Restate the whole listing word for word. Pictures are left out.
────────────────
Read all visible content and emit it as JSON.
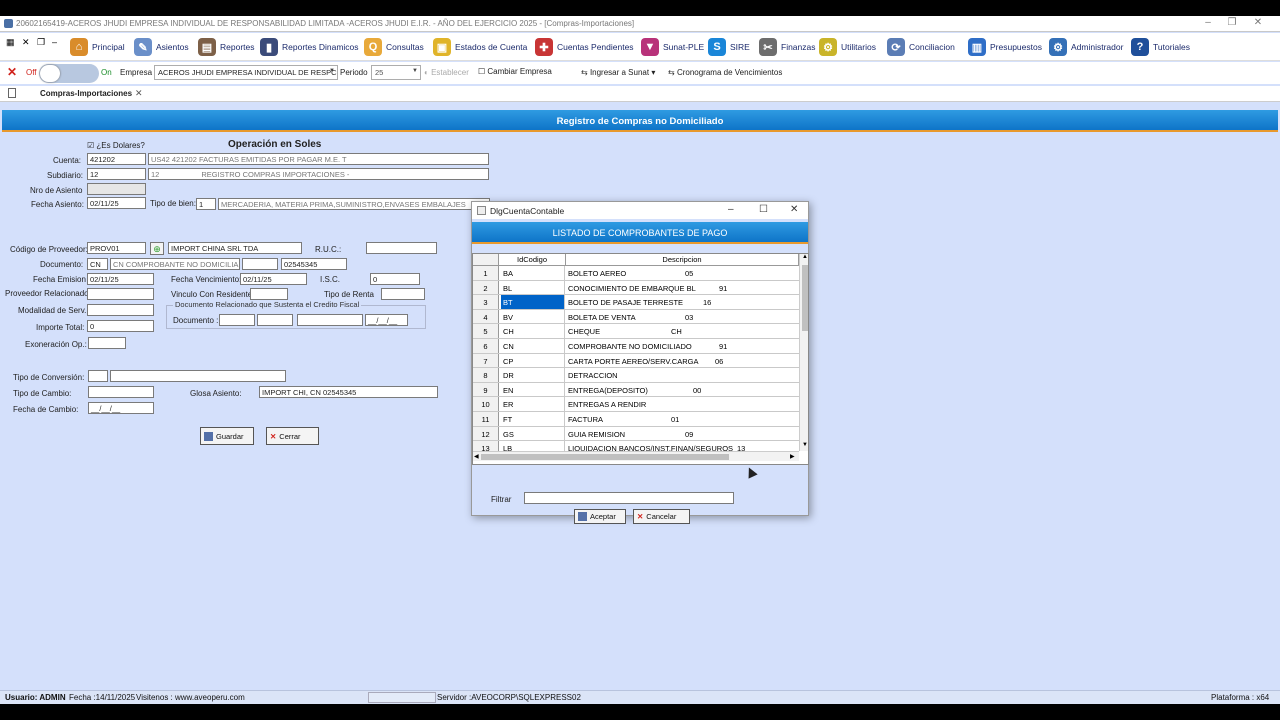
{
  "window": {
    "title": "20602165419-ACEROS JHUDI EMPRESA INDIVIDUAL DE RESPONSABILIDAD LIMITADA -ACEROS JHUDI E.I.R. - AÑO DEL EJERCICIO 2025 - [Compras-Importaciones]",
    "minimize": "–",
    "maximize": "❐",
    "close": "✕"
  },
  "menu": [
    {
      "label": "Principal",
      "icon": "home-icon",
      "color": "#d98c2b",
      "glyph": "⌂"
    },
    {
      "label": "Asientos",
      "icon": "edit-icon",
      "color": "#6a8fc9",
      "glyph": "✎"
    },
    {
      "label": "Reportes",
      "icon": "report-icon",
      "color": "#7d6048",
      "glyph": "▤"
    },
    {
      "label": "Reportes Dinamicos",
      "icon": "chart-icon",
      "color": "#3b4b7a",
      "glyph": "▮"
    },
    {
      "label": "Consultas",
      "icon": "search-icon",
      "color": "#e8a93a",
      "glyph": "Q"
    },
    {
      "label": "Estados de Cuenta",
      "icon": "clipboard-icon",
      "color": "#e0b42a",
      "glyph": "▣"
    },
    {
      "label": "Cuentas Pendientes",
      "icon": "lifebuoy-icon",
      "color": "#c83535",
      "glyph": "✚"
    },
    {
      "label": "Sunat-PLE",
      "icon": "bottle-icon",
      "color": "#b8327a",
      "glyph": "▼"
    },
    {
      "label": "SIRE",
      "icon": "sire-icon",
      "color": "#1a86d8",
      "glyph": "S"
    },
    {
      "label": "Finanzas",
      "icon": "tools-icon",
      "color": "#6d6d6d",
      "glyph": "✂"
    },
    {
      "label": "Utilitarios",
      "icon": "utilities-icon",
      "color": "#c9b42a",
      "glyph": "⚙"
    },
    {
      "label": "Conciliacion",
      "icon": "refresh-icon",
      "color": "#5b7db5",
      "glyph": "⟳"
    },
    {
      "label": "Presupuestos",
      "icon": "budget-icon",
      "color": "#2f6ec7",
      "glyph": "▥"
    },
    {
      "label": "Administrador",
      "icon": "gear-icon",
      "color": "#3470b7",
      "glyph": "⚙"
    },
    {
      "label": "Tutoriales",
      "icon": "help-icon",
      "color": "#1f4f9a",
      "glyph": "?"
    }
  ],
  "toolbar": {
    "off": "Off",
    "on": "On",
    "empresa_label": "Empresa",
    "empresa_value": "ACEROS JHUDI EMPRESA INDIVIDUAL DE RESPC",
    "periodo_label": "Periodo",
    "periodo_value": "25",
    "establecer": "Establecer",
    "cambiar_empresa": "Cambiar Empresa",
    "ingresar_sunat": "Ingresar a Sunat",
    "cronograma": "Cronograma de Vencimientos"
  },
  "tab": {
    "label": "Compras-Importaciones",
    "close": "✕"
  },
  "header": {
    "title": "Registro de Compras no Domiciliado"
  },
  "form": {
    "es_dolares": "¿Es Dolares?",
    "operacion": "Operación en Soles",
    "cuenta_label": "Cuenta:",
    "cuenta_value": "421202",
    "cuenta_desc": "US42    421202     FACTURAS EMITIDAS POR PAGAR M.E. T",
    "subdiario_label": "Subdiario:",
    "subdiario_value": "12",
    "subdiario_code": "12",
    "subdiario_desc": "REGISTRO COMPRAS IMPORTACIONES -",
    "nro_asiento_label": "Nro  de Asiento",
    "fecha_asiento_label": "Fecha Asiento:",
    "fecha_asiento_value": "02/11/25",
    "tipo_bien_label": "Tipo de bien:",
    "tipo_bien_value": "1",
    "tipo_bien_desc": "MERCADERIA, MATERIA PRIMA,SUMINISTRO,ENVASES EMBALAJES",
    "cod_proveedor_label": "Código de Proveedor:",
    "cod_proveedor_value": "PROV01",
    "proveedor_name": "IMPORT CHINA SRL TDA",
    "ruc_label": "R.U.C.:",
    "documento_label": "Documento:",
    "doc_code": "CN",
    "doc_desc": "CN      COMPROBANTE NO DOMICILIA",
    "doc_number": "02545345",
    "fecha_emision_label": "Fecha Emision",
    "fecha_emision_value": "02/11/25",
    "fecha_venc_label": "Fecha Vencimiento:",
    "fecha_venc_value": "02/11/25",
    "isc_label": "I.S.C.",
    "isc_value": "0",
    "prov_rel_label": "Proveedor Relacionado",
    "vinculo_label": "Vinculo Con Residente:",
    "tipo_renta_label": "Tipo de Renta",
    "modalidad_label": "Modalidad de Serv.",
    "doc_rel_group": "Documento Relacionado que Sustenta el Credito Fiscal",
    "doc_rel_label": "Documento :",
    "doc_rel_date": "__/__/__",
    "importe_label": "Importe Total:",
    "importe_value": "0",
    "exoneracion_label": "Exoneración Op.:",
    "tipo_conversion_label": "Tipo de Conversión:",
    "tipo_cambio_label": "Tipo de Cambio:",
    "glosa_label": "Glosa Asiento:",
    "glosa_value": "IMPORT CHI, CN 02545345",
    "fecha_cambio_label": "Fecha de Cambio:",
    "fecha_cambio_value": "__/__/__",
    "guardar": "Guardar",
    "cerrar": "Cerrar"
  },
  "dialog": {
    "title": "DlgCuentaContable",
    "minimize": "–",
    "maximize": "☐",
    "close": "✕",
    "header": "LISTADO DE COMPROBANTES DE PAGO",
    "col_code": "IdCodigo",
    "col_desc": "Descripcion",
    "rows": [
      {
        "n": "1",
        "code": "BA",
        "desc": "BOLETO AEREO",
        "val": "05"
      },
      {
        "n": "2",
        "code": "BL",
        "desc": "CONOCIMIENTO DE EMBARQUE BL",
        "val": "91"
      },
      {
        "n": "3",
        "code": "BT",
        "desc": "BOLETO DE PASAJE TERRESTE",
        "val": "16"
      },
      {
        "n": "4",
        "code": "BV",
        "desc": "BOLETA DE VENTA",
        "val": "03"
      },
      {
        "n": "5",
        "code": "CH",
        "desc": "CHEQUE",
        "val": "CH"
      },
      {
        "n": "6",
        "code": "CN",
        "desc": "COMPROBANTE NO DOMICILIADO",
        "val": "91"
      },
      {
        "n": "7",
        "code": "CP",
        "desc": "CARTA PORTE AEREO/SERV.CARGA",
        "val": "06"
      },
      {
        "n": "8",
        "code": "DR",
        "desc": "DETRACCION",
        "val": ""
      },
      {
        "n": "9",
        "code": "EN",
        "desc": "ENTREGA(DEPOSITO)",
        "val": "00"
      },
      {
        "n": "10",
        "code": "ER",
        "desc": "ENTREGAS A RENDIR",
        "val": ""
      },
      {
        "n": "11",
        "code": "FT",
        "desc": "FACTURA",
        "val": "01"
      },
      {
        "n": "12",
        "code": "GS",
        "desc": "GUIA REMISION",
        "val": "09"
      },
      {
        "n": "13",
        "code": "LB",
        "desc": "LIQUIDACION BANCOS/INST.FINAN/SEGUROS",
        "val": "13"
      }
    ],
    "filtrar": "Filtrar",
    "aceptar": "Aceptar",
    "cancelar": "Cancelar"
  },
  "status": {
    "usuario": "Usuario: ADMIN",
    "fecha": "Fecha :14/11/2025",
    "visitenos": "Visitenos : www.aveoperu.com",
    "servidor": "Servidor :AVEOCORP\\SQLEXPRESS02",
    "plataforma": "Plataforma : x64"
  }
}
────────────────
▶ [REPLY TO THE EXERCISE]:
Read all visible content and emit it as JSON.
{
  "window": {
    "title": "20602165419-ACEROS JHUDI EMPRESA INDIVIDUAL DE RESPONSABILIDAD LIMITADA -ACEROS JHUDI E.I.R. - AÑO DEL EJERCICIO 2025 - [Compras-Importaciones]",
    "minimize": "–",
    "maximize": "❐",
    "close": "✕"
  },
  "menu": [
    {
      "label": "Principal",
      "icon": "home-icon",
      "color": "#d98c2b",
      "glyph": "⌂"
    },
    {
      "label": "Asientos",
      "icon": "edit-icon",
      "color": "#6a8fc9",
      "glyph": "✎"
    },
    {
      "label": "Reportes",
      "icon": "report-icon",
      "color": "#7d6048",
      "glyph": "▤"
    },
    {
      "label": "Reportes Dinamicos",
      "icon": "chart-icon",
      "color": "#3b4b7a",
      "glyph": "▮"
    },
    {
      "label": "Consultas",
      "icon": "search-icon",
      "color": "#e8a93a",
      "glyph": "Q"
    },
    {
      "label": "Estados de Cuenta",
      "icon": "clipboard-icon",
      "color": "#e0b42a",
      "glyph": "▣"
    },
    {
      "label": "Cuentas Pendientes",
      "icon": "lifebuoy-icon",
      "color": "#c83535",
      "glyph": "✚"
    },
    {
      "label": "Sunat-PLE",
      "icon": "bottle-icon",
      "color": "#b8327a",
      "glyph": "▼"
    },
    {
      "label": "SIRE",
      "icon": "sire-icon",
      "color": "#1a86d8",
      "glyph": "S"
    },
    {
      "label": "Finanzas",
      "icon": "tools-icon",
      "color": "#6d6d6d",
      "glyph": "✂"
    },
    {
      "label": "Utilitarios",
      "icon": "utilities-icon",
      "color": "#c9b42a",
      "glyph": "⚙"
    },
    {
      "label": "Conciliacion",
      "icon": "refresh-icon",
      "color": "#5b7db5",
      "glyph": "⟳"
    },
    {
      "label": "Presupuestos",
      "icon": "budget-icon",
      "color": "#2f6ec7",
      "glyph": "▥"
    },
    {
      "label": "Administrador",
      "icon": "gear-icon",
      "color": "#3470b7",
      "glyph": "⚙"
    },
    {
      "label": "Tutoriales",
      "icon": "help-icon",
      "color": "#1f4f9a",
      "glyph": "?"
    }
  ],
  "toolbar": {
    "off": "Off",
    "on": "On",
    "empresa_label": "Empresa",
    "empresa_value": "ACEROS JHUDI EMPRESA INDIVIDUAL DE RESPC",
    "periodo_label": "Periodo",
    "periodo_value": "25",
    "establecer": "Establecer",
    "cambiar_empresa": "Cambiar Empresa",
    "ingresar_sunat": "Ingresar a Sunat",
    "cronograma": "Cronograma de Vencimientos"
  },
  "tab": {
    "label": "Compras-Importaciones",
    "close": "✕"
  },
  "header": {
    "title": "Registro de Compras no Domiciliado"
  },
  "form": {
    "es_dolares": "¿Es Dolares?",
    "operacion": "Operación en Soles",
    "cuenta_label": "Cuenta:",
    "cuenta_value": "421202",
    "cuenta_desc": "US42    421202     FACTURAS EMITIDAS POR PAGAR M.E. T",
    "subdiario_label": "Subdiario:",
    "subdiario_value": "12",
    "subdiario_code": "12",
    "subdiario_desc": "REGISTRO COMPRAS IMPORTACIONES -",
    "nro_asiento_label": "Nro  de Asiento",
    "fecha_asiento_label": "Fecha Asiento:",
    "fecha_asiento_value": "02/11/25",
    "tipo_bien_label": "Tipo de bien:",
    "tipo_bien_value": "1",
    "tipo_bien_desc": "MERCADERIA, MATERIA PRIMA,SUMINISTRO,ENVASES EMBALAJES",
    "cod_proveedor_label": "Código de Proveedor:",
    "cod_proveedor_value": "PROV01",
    "proveedor_name": "IMPORT CHINA SRL TDA",
    "ruc_label": "R.U.C.:",
    "documento_label": "Documento:",
    "doc_code": "CN",
    "doc_desc": "CN      COMPROBANTE NO DOMICILIA",
    "doc_number": "02545345",
    "fecha_emision_label": "Fecha Emision",
    "fecha_emision_value": "02/11/25",
    "fecha_venc_label": "Fecha Vencimiento:",
    "fecha_venc_value": "02/11/25",
    "isc_label": "I.S.C.",
    "isc_value": "0",
    "prov_rel_label": "Proveedor Relacionado",
    "vinculo_label": "Vinculo Con Residente:",
    "tipo_renta_label": "Tipo de Renta",
    "modalidad_label": "Modalidad de Serv.",
    "doc_rel_group": "Documento Relacionado que Sustenta el Credito Fiscal",
    "doc_rel_label": "Documento :",
    "doc_rel_date": "__/__/__",
    "importe_label": "Importe Total:",
    "importe_value": "0",
    "exoneracion_label": "Exoneración Op.:",
    "tipo_conversion_label": "Tipo de Conversión:",
    "tipo_cambio_label": "Tipo de Cambio:",
    "glosa_label": "Glosa Asiento:",
    "glosa_value": "IMPORT CHI, CN 02545345",
    "fecha_cambio_label": "Fecha de Cambio:",
    "fecha_cambio_value": "__/__/__",
    "guardar": "Guardar",
    "cerrar": "Cerrar"
  },
  "dialog": {
    "title": "DlgCuentaContable",
    "minimize": "–",
    "maximize": "☐",
    "close": "✕",
    "header": "LISTADO DE COMPROBANTES DE PAGO",
    "col_code": "IdCodigo",
    "col_desc": "Descripcion",
    "rows": [
      {
        "n": "1",
        "code": "BA",
        "desc": "BOLETO AEREO",
        "val": "05"
      },
      {
        "n": "2",
        "code": "BL",
        "desc": "CONOCIMIENTO DE EMBARQUE BL",
        "val": "91"
      },
      {
        "n": "3",
        "code": "BT",
        "desc": "BOLETO DE PASAJE TERRESTE",
        "val": "16"
      },
      {
        "n": "4",
        "code": "BV",
        "desc": "BOLETA DE VENTA",
        "val": "03"
      },
      {
        "n": "5",
        "code": "CH",
        "desc": "CHEQUE",
        "val": "CH"
      },
      {
        "n": "6",
        "code": "CN",
        "desc": "COMPROBANTE NO DOMICILIADO",
        "val": "91"
      },
      {
        "n": "7",
        "code": "CP",
        "desc": "CARTA PORTE AEREO/SERV.CARGA",
        "val": "06"
      },
      {
        "n": "8",
        "code": "DR",
        "desc": "DETRACCION",
        "val": ""
      },
      {
        "n": "9",
        "code": "EN",
        "desc": "ENTREGA(DEPOSITO)",
        "val": "00"
      },
      {
        "n": "10",
        "code": "ER",
        "desc": "ENTREGAS A RENDIR",
        "val": ""
      },
      {
        "n": "11",
        "code": "FT",
        "desc": "FACTURA",
        "val": "01"
      },
      {
        "n": "12",
        "code": "GS",
        "desc": "GUIA REMISION",
        "val": "09"
      },
      {
        "n": "13",
        "code": "LB",
        "desc": "LIQUIDACION BANCOS/INST.FINAN/SEGUROS",
        "val": "13"
      }
    ],
    "filtrar": "Filtrar",
    "aceptar": "Aceptar",
    "cancelar": "Cancelar"
  },
  "status": {
    "usuario": "Usuario: ADMIN",
    "fecha": "Fecha :14/11/2025",
    "visitenos": "Visitenos : www.aveoperu.com",
    "servidor": "Servidor :AVEOCORP\\SQLEXPRESS02",
    "plataforma": "Plataforma : x64"
  }
}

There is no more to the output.